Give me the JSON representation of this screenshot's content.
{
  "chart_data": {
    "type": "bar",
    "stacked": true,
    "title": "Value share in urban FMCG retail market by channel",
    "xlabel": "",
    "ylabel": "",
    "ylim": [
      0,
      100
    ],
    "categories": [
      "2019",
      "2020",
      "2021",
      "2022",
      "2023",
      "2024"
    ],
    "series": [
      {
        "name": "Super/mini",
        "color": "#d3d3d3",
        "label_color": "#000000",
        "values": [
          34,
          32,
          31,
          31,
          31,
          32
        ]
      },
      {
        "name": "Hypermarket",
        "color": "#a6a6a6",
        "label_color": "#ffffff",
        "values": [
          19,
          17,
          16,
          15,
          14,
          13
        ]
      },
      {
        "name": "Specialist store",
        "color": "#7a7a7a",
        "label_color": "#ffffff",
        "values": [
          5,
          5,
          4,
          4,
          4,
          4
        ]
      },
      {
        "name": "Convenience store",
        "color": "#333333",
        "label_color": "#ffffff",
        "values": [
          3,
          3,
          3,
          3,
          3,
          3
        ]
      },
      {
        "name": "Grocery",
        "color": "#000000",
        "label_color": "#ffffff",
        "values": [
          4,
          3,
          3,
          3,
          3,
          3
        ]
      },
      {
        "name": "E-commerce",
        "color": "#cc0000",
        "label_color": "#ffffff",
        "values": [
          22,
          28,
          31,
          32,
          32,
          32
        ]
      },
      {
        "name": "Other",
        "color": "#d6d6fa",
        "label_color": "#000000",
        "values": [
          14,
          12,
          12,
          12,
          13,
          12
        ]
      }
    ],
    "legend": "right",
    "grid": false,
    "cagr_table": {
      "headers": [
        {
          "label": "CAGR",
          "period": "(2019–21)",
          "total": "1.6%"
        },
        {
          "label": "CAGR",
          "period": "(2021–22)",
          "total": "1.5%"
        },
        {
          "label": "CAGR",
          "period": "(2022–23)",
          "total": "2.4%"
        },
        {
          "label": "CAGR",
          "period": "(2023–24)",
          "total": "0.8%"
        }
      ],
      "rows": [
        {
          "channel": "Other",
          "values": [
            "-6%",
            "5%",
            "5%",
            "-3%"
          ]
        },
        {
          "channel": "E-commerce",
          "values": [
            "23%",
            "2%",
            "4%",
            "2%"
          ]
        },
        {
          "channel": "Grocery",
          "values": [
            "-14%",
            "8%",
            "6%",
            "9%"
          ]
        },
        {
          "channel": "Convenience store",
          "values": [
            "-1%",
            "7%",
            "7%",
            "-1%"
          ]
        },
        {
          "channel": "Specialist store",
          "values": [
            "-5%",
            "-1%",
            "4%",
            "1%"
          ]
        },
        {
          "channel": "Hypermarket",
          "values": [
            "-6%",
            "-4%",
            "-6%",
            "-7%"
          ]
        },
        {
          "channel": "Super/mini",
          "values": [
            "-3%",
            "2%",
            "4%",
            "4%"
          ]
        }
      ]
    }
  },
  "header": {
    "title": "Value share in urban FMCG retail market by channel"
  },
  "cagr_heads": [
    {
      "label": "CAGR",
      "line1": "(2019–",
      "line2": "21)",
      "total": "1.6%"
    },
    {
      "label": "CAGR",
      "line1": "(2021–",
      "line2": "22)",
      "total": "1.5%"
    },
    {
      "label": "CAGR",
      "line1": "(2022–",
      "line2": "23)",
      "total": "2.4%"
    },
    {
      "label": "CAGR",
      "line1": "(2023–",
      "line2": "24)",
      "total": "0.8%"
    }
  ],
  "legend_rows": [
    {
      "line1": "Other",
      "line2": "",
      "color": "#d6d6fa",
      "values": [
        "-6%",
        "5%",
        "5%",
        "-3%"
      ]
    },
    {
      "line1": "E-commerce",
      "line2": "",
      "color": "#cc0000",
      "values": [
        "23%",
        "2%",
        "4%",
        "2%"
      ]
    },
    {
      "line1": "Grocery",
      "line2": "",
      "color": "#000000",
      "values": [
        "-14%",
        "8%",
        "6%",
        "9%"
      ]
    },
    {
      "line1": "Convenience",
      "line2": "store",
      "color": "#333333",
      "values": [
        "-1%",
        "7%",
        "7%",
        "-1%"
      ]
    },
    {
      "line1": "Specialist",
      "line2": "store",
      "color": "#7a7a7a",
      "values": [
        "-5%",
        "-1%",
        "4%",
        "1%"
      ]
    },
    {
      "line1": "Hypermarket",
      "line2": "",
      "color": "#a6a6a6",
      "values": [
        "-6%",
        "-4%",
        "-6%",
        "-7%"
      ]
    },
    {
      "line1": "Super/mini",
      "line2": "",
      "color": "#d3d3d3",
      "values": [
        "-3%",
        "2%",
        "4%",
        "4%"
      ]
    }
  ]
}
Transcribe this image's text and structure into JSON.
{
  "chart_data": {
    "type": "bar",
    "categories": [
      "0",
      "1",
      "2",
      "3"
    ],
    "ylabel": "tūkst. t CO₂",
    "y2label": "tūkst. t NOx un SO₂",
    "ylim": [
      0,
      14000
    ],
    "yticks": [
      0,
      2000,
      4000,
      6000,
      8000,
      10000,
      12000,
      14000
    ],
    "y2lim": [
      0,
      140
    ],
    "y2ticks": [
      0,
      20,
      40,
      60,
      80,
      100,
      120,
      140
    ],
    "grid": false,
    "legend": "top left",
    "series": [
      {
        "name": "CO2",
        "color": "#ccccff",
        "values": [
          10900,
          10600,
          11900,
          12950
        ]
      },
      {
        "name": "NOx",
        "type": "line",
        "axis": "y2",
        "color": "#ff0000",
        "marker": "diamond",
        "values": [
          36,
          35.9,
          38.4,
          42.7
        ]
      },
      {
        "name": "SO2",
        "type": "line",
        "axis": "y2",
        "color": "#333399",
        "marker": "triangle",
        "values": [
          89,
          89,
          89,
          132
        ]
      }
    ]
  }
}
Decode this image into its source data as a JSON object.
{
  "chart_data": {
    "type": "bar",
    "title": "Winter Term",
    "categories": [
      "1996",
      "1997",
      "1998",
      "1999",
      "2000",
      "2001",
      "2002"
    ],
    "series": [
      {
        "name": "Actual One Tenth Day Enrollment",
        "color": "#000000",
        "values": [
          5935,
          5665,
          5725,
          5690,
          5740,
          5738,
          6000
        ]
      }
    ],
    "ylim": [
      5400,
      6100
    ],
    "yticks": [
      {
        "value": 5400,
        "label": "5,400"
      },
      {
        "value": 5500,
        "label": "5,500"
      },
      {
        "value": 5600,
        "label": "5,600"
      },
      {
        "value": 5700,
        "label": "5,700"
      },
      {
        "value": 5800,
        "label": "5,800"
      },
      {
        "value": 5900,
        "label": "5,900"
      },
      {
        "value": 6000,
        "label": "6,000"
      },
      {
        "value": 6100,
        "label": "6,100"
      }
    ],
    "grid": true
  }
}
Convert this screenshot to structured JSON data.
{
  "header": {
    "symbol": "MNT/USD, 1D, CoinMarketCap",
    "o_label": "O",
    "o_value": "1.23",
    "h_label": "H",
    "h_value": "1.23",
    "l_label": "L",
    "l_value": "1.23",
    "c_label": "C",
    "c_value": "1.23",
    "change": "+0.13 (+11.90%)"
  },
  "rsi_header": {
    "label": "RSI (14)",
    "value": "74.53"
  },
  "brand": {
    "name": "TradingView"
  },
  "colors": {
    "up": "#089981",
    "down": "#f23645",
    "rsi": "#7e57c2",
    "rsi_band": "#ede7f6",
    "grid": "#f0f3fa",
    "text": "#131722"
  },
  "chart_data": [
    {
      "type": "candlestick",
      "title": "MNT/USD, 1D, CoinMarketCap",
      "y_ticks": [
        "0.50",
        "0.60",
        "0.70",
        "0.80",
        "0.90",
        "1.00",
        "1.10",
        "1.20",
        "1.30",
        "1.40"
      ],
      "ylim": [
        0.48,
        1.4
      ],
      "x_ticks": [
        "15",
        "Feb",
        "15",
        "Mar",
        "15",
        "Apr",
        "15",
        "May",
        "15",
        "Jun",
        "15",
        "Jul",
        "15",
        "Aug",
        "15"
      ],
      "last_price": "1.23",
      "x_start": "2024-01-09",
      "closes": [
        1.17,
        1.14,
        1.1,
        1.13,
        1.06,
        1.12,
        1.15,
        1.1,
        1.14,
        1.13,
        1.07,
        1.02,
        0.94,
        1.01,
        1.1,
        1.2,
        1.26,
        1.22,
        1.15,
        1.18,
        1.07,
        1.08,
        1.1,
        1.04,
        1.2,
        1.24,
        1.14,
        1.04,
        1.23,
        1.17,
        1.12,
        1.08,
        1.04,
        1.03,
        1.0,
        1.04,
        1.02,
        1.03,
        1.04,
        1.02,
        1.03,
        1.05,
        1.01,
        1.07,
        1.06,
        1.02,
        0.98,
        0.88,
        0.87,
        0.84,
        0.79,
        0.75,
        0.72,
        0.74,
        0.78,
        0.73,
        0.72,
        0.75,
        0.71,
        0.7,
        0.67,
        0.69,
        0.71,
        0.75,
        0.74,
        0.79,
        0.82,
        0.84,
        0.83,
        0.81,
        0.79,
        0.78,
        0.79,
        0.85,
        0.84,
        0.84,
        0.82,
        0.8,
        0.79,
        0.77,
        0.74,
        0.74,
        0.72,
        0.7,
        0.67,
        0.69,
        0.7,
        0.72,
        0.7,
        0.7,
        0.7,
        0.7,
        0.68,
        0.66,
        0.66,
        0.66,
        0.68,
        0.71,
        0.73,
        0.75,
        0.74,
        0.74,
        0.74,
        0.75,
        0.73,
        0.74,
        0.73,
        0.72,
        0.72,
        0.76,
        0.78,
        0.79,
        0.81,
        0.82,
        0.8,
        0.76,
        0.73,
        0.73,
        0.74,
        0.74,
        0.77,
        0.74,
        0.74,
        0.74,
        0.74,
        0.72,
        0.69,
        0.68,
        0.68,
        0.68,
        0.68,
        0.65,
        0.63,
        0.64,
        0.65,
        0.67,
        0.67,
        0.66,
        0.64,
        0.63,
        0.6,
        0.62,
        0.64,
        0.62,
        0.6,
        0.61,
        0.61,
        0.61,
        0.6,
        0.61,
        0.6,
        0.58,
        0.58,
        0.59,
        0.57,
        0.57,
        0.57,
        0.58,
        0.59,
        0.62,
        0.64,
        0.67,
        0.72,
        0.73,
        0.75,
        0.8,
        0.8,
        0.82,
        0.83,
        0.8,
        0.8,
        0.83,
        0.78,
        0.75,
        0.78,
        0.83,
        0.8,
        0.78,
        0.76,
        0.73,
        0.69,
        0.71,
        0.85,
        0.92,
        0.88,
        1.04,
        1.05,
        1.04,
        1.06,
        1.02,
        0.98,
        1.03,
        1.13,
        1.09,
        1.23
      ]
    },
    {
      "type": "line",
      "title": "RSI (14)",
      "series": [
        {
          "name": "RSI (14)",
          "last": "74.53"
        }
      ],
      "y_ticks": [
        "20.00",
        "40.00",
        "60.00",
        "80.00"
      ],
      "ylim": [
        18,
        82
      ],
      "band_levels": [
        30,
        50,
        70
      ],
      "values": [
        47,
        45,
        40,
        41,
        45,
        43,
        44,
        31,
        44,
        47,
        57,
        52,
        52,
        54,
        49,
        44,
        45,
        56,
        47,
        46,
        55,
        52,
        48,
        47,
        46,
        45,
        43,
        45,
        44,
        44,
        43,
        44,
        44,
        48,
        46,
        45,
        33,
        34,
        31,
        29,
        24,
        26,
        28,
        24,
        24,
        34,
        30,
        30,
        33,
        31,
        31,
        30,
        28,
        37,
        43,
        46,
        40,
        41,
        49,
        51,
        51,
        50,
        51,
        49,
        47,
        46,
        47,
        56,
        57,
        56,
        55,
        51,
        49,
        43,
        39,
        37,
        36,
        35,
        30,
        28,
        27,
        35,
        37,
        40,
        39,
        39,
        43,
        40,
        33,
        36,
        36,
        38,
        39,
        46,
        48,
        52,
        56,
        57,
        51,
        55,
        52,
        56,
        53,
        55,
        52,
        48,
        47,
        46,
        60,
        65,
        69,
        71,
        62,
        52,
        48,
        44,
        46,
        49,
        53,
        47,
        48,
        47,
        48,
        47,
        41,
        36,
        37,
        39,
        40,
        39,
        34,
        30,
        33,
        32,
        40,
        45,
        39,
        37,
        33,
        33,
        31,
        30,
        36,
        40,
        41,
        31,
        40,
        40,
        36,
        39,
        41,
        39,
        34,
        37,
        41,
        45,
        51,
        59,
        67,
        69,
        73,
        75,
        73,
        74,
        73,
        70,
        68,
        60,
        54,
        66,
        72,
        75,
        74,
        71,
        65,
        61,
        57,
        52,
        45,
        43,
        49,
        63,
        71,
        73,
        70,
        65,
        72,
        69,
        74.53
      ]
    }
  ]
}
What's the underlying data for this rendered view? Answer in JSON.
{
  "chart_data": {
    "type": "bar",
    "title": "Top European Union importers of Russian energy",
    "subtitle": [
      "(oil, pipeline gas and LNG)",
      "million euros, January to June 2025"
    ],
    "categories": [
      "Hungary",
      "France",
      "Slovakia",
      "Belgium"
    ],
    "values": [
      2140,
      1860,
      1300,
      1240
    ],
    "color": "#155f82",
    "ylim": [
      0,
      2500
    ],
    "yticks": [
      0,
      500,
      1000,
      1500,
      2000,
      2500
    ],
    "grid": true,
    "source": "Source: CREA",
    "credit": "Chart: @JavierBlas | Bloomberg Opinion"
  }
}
-*-
**Task to carry out:**
Copy out exactly the lines running from the line with "What's the underlying" to the end of the records, inclusive.

**Response to this exercise:**
What's the underlying data for this rendered view? Answer in JSON.
{
  "chart_data": {
    "type": "bar",
    "title": "Top European Union importers of Russian energy",
    "subtitle": [
      "(oil, pipeline gas and LNG)",
      "million euros, January to June 2025"
    ],
    "categories": [
      "Hungary",
      "France",
      "Slovakia",
      "Belgium"
    ],
    "values": [
      2140,
      1860,
      1300,
      1240
    ],
    "color": "#155f82",
    "ylim": [
      0,
      2500
    ],
    "yticks": [
      0,
      500,
      1000,
      1500,
      2000,
      2500
    ],
    "grid": true,
    "source": "Source: CREA",
    "credit": "Chart: @JavierBlas | Bloomberg Opinion"
  }
}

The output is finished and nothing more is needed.